Exercise directions ▸ Find how many lines contain the word "title" and state that number alone.
▬▬▬▬▬▬
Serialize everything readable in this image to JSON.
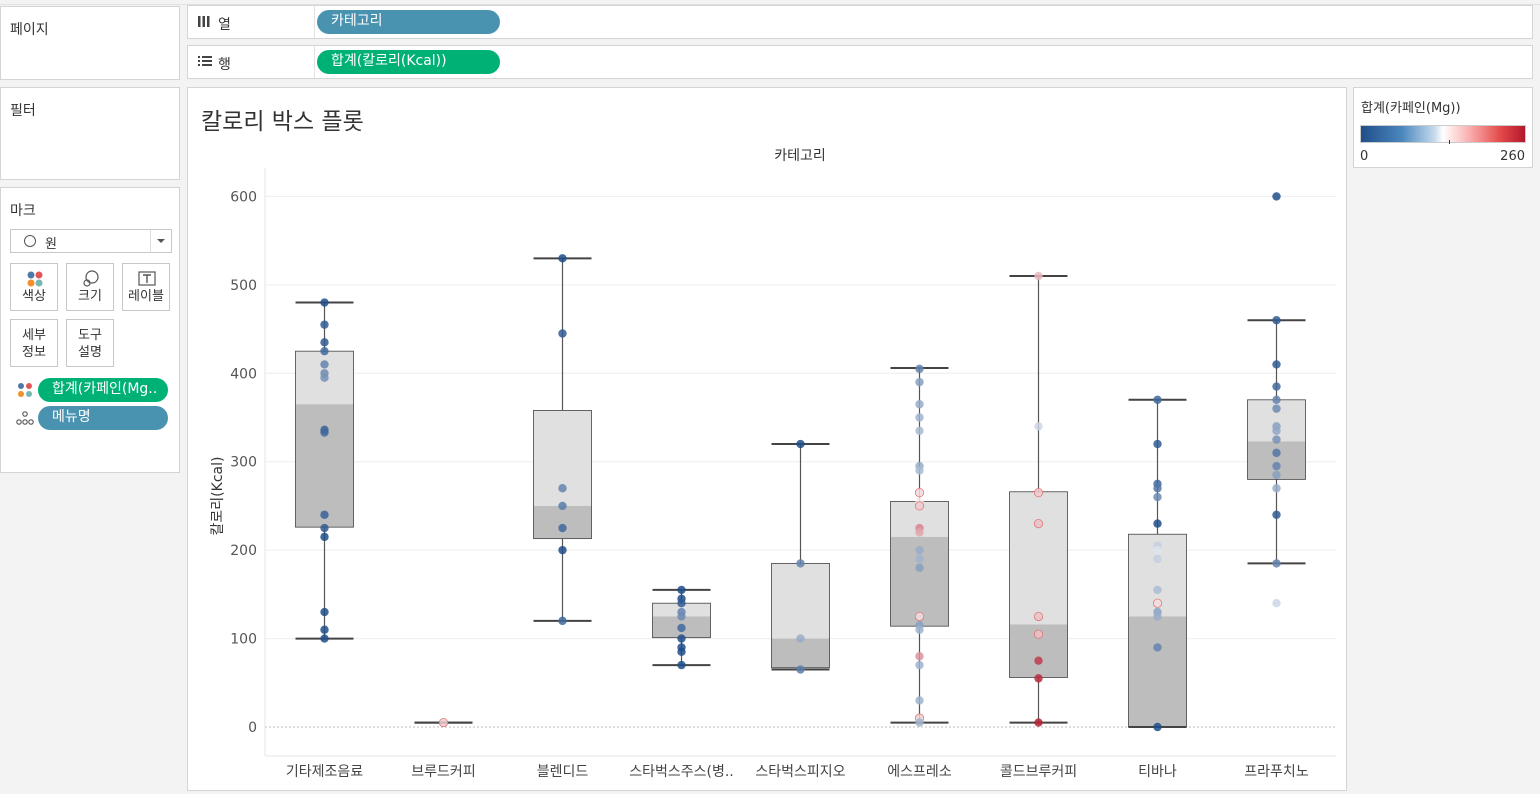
{
  "shelves": {
    "pages_label": "페이지",
    "columns": {
      "label": "열",
      "pill": "카테고리"
    },
    "rows": {
      "label": "행",
      "pill": "합계(칼로리(Kcal))"
    },
    "filters_label": "필터"
  },
  "marks": {
    "title": "마크",
    "type": "원",
    "buttons": {
      "color": "색상",
      "size": "크기",
      "label": "레이블",
      "detail": "세부\n정보",
      "tooltip": "도구\n설명"
    },
    "fields": [
      {
        "pill": "합계(카페인(Mg..",
        "kind": "color"
      },
      {
        "pill": "메뉴명",
        "kind": "detail"
      }
    ]
  },
  "legend": {
    "title": "합계(카페인(Mg))",
    "min": "0",
    "max": "260"
  },
  "chart_data": {
    "type": "box",
    "title": "칼로리 박스 플롯",
    "column_header": "카테고리",
    "ylabel": "칼로리(Kcal)",
    "ylim": [
      -30,
      630
    ],
    "yticks": [
      0,
      100,
      200,
      300,
      400,
      500,
      600
    ],
    "grid": true,
    "color_scale": {
      "field": "합계(카페인(Mg))",
      "min": 0,
      "max": 260,
      "low": "#1f4e8a",
      "mid": "#ffffff",
      "high": "#b2182b"
    },
    "categories": [
      "기타제조음료",
      "브루드커피",
      "블렌디드",
      "스타벅스주스(병..",
      "스타벅스피지오",
      "에스프레소",
      "콜드브루커피",
      "티바나",
      "프라푸치노"
    ],
    "boxes": [
      {
        "low": 100,
        "q1": 226,
        "median": 365,
        "q3": 425,
        "high": 480
      },
      {
        "low": 5,
        "q1": 5,
        "median": 5,
        "q3": 5,
        "high": 5
      },
      {
        "low": 120,
        "q1": 213,
        "median": 250,
        "q3": 358,
        "high": 530
      },
      {
        "low": 70,
        "q1": 101,
        "median": 125,
        "q3": 140,
        "high": 155
      },
      {
        "low": 65,
        "q1": 67,
        "median": 100,
        "q3": 185,
        "high": 320
      },
      {
        "low": 5,
        "q1": 114,
        "median": 215,
        "q3": 255,
        "high": 406
      },
      {
        "low": 5,
        "q1": 56,
        "median": 116,
        "q3": 266,
        "high": 510
      },
      {
        "low": 0,
        "q1": 0,
        "median": 125,
        "q3": 218,
        "high": 370
      },
      {
        "low": 185,
        "q1": 280,
        "median": 323,
        "q3": 370,
        "high": 460
      }
    ],
    "points": [
      {
        "cat": 0,
        "y": 480,
        "caffeine": 0
      },
      {
        "cat": 0,
        "y": 455,
        "caffeine": 10
      },
      {
        "cat": 0,
        "y": 435,
        "caffeine": 10
      },
      {
        "cat": 0,
        "y": 425,
        "caffeine": 20
      },
      {
        "cat": 0,
        "y": 410,
        "caffeine": 40
      },
      {
        "cat": 0,
        "y": 400,
        "caffeine": 45
      },
      {
        "cat": 0,
        "y": 395,
        "caffeine": 50
      },
      {
        "cat": 0,
        "y": 336,
        "caffeine": 15
      },
      {
        "cat": 0,
        "y": 333,
        "caffeine": 20
      },
      {
        "cat": 0,
        "y": 240,
        "caffeine": 15
      },
      {
        "cat": 0,
        "y": 225,
        "caffeine": 10
      },
      {
        "cat": 0,
        "y": 215,
        "caffeine": 0
      },
      {
        "cat": 0,
        "y": 130,
        "caffeine": 0
      },
      {
        "cat": 0,
        "y": 110,
        "caffeine": 0
      },
      {
        "cat": 0,
        "y": 100,
        "caffeine": 0
      },
      {
        "cat": 1,
        "y": 5,
        "caffeine": 160
      },
      {
        "cat": 2,
        "y": 530,
        "caffeine": 0
      },
      {
        "cat": 2,
        "y": 445,
        "caffeine": 10
      },
      {
        "cat": 2,
        "y": 270,
        "caffeine": 40
      },
      {
        "cat": 2,
        "y": 250,
        "caffeine": 35
      },
      {
        "cat": 2,
        "y": 225,
        "caffeine": 20
      },
      {
        "cat": 2,
        "y": 200,
        "caffeine": 0
      },
      {
        "cat": 2,
        "y": 120,
        "caffeine": 20
      },
      {
        "cat": 3,
        "y": 155,
        "caffeine": 0
      },
      {
        "cat": 3,
        "y": 145,
        "caffeine": 0
      },
      {
        "cat": 3,
        "y": 140,
        "caffeine": 10
      },
      {
        "cat": 3,
        "y": 130,
        "caffeine": 40
      },
      {
        "cat": 3,
        "y": 125,
        "caffeine": 45
      },
      {
        "cat": 3,
        "y": 112,
        "caffeine": 20
      },
      {
        "cat": 3,
        "y": 100,
        "caffeine": 0
      },
      {
        "cat": 3,
        "y": 90,
        "caffeine": 0
      },
      {
        "cat": 3,
        "y": 85,
        "caffeine": 0
      },
      {
        "cat": 3,
        "y": 70,
        "caffeine": 0
      },
      {
        "cat": 4,
        "y": 320,
        "caffeine": 0
      },
      {
        "cat": 4,
        "y": 185,
        "caffeine": 40
      },
      {
        "cat": 4,
        "y": 100,
        "caffeine": 70
      },
      {
        "cat": 4,
        "y": 65,
        "caffeine": 35
      },
      {
        "cat": 5,
        "y": 405,
        "caffeine": 40
      },
      {
        "cat": 5,
        "y": 390,
        "caffeine": 60
      },
      {
        "cat": 5,
        "y": 365,
        "caffeine": 70
      },
      {
        "cat": 5,
        "y": 350,
        "caffeine": 75
      },
      {
        "cat": 5,
        "y": 335,
        "caffeine": 80
      },
      {
        "cat": 5,
        "y": 295,
        "caffeine": 70
      },
      {
        "cat": 5,
        "y": 290,
        "caffeine": 80
      },
      {
        "cat": 5,
        "y": 265,
        "caffeine": 150
      },
      {
        "cat": 5,
        "y": 255,
        "caffeine": 140
      },
      {
        "cat": 5,
        "y": 250,
        "caffeine": 160
      },
      {
        "cat": 5,
        "y": 225,
        "caffeine": 200
      },
      {
        "cat": 5,
        "y": 220,
        "caffeine": 180
      },
      {
        "cat": 5,
        "y": 200,
        "caffeine": 70
      },
      {
        "cat": 5,
        "y": 190,
        "caffeine": 75
      },
      {
        "cat": 5,
        "y": 180,
        "caffeine": 60
      },
      {
        "cat": 5,
        "y": 125,
        "caffeine": 150
      },
      {
        "cat": 5,
        "y": 115,
        "caffeine": 60
      },
      {
        "cat": 5,
        "y": 110,
        "caffeine": 75
      },
      {
        "cat": 5,
        "y": 80,
        "caffeine": 190
      },
      {
        "cat": 5,
        "y": 70,
        "caffeine": 75
      },
      {
        "cat": 5,
        "y": 30,
        "caffeine": 75
      },
      {
        "cat": 5,
        "y": 10,
        "caffeine": 155
      },
      {
        "cat": 5,
        "y": 5,
        "caffeine": 75
      },
      {
        "cat": 6,
        "y": 510,
        "caffeine": 170
      },
      {
        "cat": 6,
        "y": 340,
        "caffeine": 100
      },
      {
        "cat": 6,
        "y": 265,
        "caffeine": 160
      },
      {
        "cat": 6,
        "y": 230,
        "caffeine": 165
      },
      {
        "cat": 6,
        "y": 125,
        "caffeine": 165
      },
      {
        "cat": 6,
        "y": 105,
        "caffeine": 165
      },
      {
        "cat": 6,
        "y": 75,
        "caffeine": 240
      },
      {
        "cat": 6,
        "y": 55,
        "caffeine": 250
      },
      {
        "cat": 6,
        "y": 5,
        "caffeine": 255
      },
      {
        "cat": 7,
        "y": 370,
        "caffeine": 20
      },
      {
        "cat": 7,
        "y": 320,
        "caffeine": 10
      },
      {
        "cat": 7,
        "y": 275,
        "caffeine": 20
      },
      {
        "cat": 7,
        "y": 270,
        "caffeine": 30
      },
      {
        "cat": 7,
        "y": 260,
        "caffeine": 45
      },
      {
        "cat": 7,
        "y": 230,
        "caffeine": 0
      },
      {
        "cat": 7,
        "y": 205,
        "caffeine": 95
      },
      {
        "cat": 7,
        "y": 200,
        "caffeine": 110
      },
      {
        "cat": 7,
        "y": 190,
        "caffeine": 95
      },
      {
        "cat": 7,
        "y": 155,
        "caffeine": 80
      },
      {
        "cat": 7,
        "y": 140,
        "caffeine": 150
      },
      {
        "cat": 7,
        "y": 130,
        "caffeine": 60
      },
      {
        "cat": 7,
        "y": 125,
        "caffeine": 70
      },
      {
        "cat": 7,
        "y": 90,
        "caffeine": 40
      },
      {
        "cat": 7,
        "y": 0,
        "caffeine": 0
      },
      {
        "cat": 8,
        "y": 600,
        "caffeine": 0
      },
      {
        "cat": 8,
        "y": 460,
        "caffeine": 10
      },
      {
        "cat": 8,
        "y": 410,
        "caffeine": 10
      },
      {
        "cat": 8,
        "y": 385,
        "caffeine": 20
      },
      {
        "cat": 8,
        "y": 370,
        "caffeine": 40
      },
      {
        "cat": 8,
        "y": 360,
        "caffeine": 45
      },
      {
        "cat": 8,
        "y": 340,
        "caffeine": 60
      },
      {
        "cat": 8,
        "y": 335,
        "caffeine": 65
      },
      {
        "cat": 8,
        "y": 325,
        "caffeine": 50
      },
      {
        "cat": 8,
        "y": 310,
        "caffeine": 30
      },
      {
        "cat": 8,
        "y": 295,
        "caffeine": 40
      },
      {
        "cat": 8,
        "y": 285,
        "caffeine": 60
      },
      {
        "cat": 8,
        "y": 270,
        "caffeine": 70
      },
      {
        "cat": 8,
        "y": 240,
        "caffeine": 10
      },
      {
        "cat": 8,
        "y": 185,
        "caffeine": 40
      },
      {
        "cat": 8,
        "y": 140,
        "caffeine": 100
      }
    ]
  }
}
▬▬▬▬▬▬
Result ▸ 3